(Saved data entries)
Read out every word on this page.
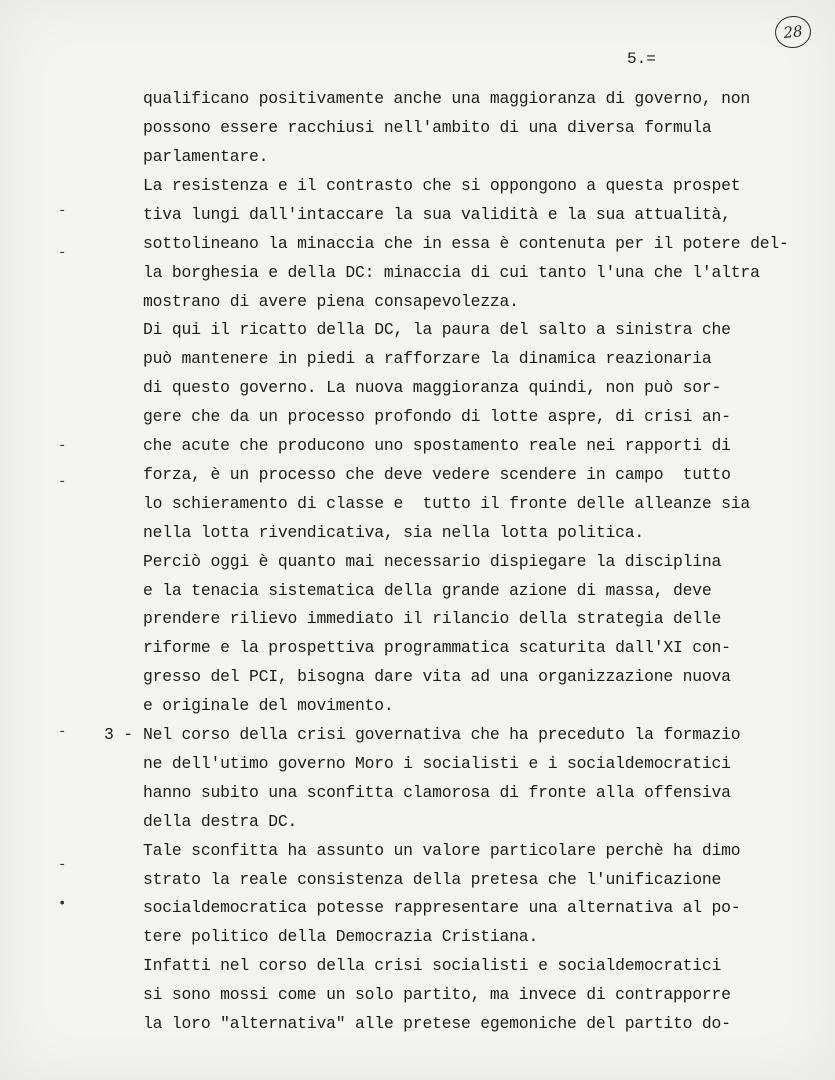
28
5.=
-
-
-
-
-
-
•
qualificano positivamente anche una maggioranza di governo, non
possono essere racchiusi nell'ambito di una diversa formula
parlamentare.
La resistenza e il contrasto che si oppongono a questa prospet
tiva lungi dall'intaccare la sua validità e la sua attualità,
sottolineano la minaccia che in essa è contenuta per il potere del-
la borghesia e della DC: minaccia di cui tanto l'una che l'altra
mostrano di avere piena consapevolezza.
Di qui il ricatto della DC, la paura del salto a sinistra che
può mantenere in piedi a rafforzare la dinamica reazionaria
di questo governo. La nuova maggioranza quindi, non può sor-
gere che da un processo profondo di lotte aspre, di crisi an-
che acute che producono uno spostamento reale nei rapporti di
forza, è un processo che deve vedere scendere in campo  tutto
lo schieramento di classe e  tutto il fronte delle alleanze sia
nella lotta rivendicativa, sia nella lotta politica.
Perciò oggi è quanto mai necessario dispiegare la disciplina
e la tenacia sistematica della grande azione di massa, deve
prendere rilievo immediato il rilancio della strategia delle
riforme e la prospettiva programmatica scaturita dall'XI con-
gresso del PCI, bisogna dare vita ad una organizzazione nuova
e originale del movimento.
3 - Nel corso della crisi governativa che ha preceduto la formazio
ne dell'utimo governo Moro i socialisti e i socialdemocratici
hanno subito una sconfitta clamorosa di fronte alla offensiva
della destra DC.
Tale sconfitta ha assunto un valore particolare perchè ha dimo
strato la reale consistenza della pretesa che l'unificazione
socialdemocratica potesse rappresentare una alternativa al po-
tere politico della Democrazia Cristiana.
Infatti nel corso della crisi socialisti e socialdemocratici
si sono mossi come un solo partito, ma invece di contrapporre
la loro "alternativa" alle pretese egemoniche del partito do-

#### Stated problem:
Copy all lines from the listing that contain "delle".

#### Solution to this task:
lo schieramento di classe e  tutto il fronte delle alleanze sia
prendere rilievo immediato il rilancio della strategia delle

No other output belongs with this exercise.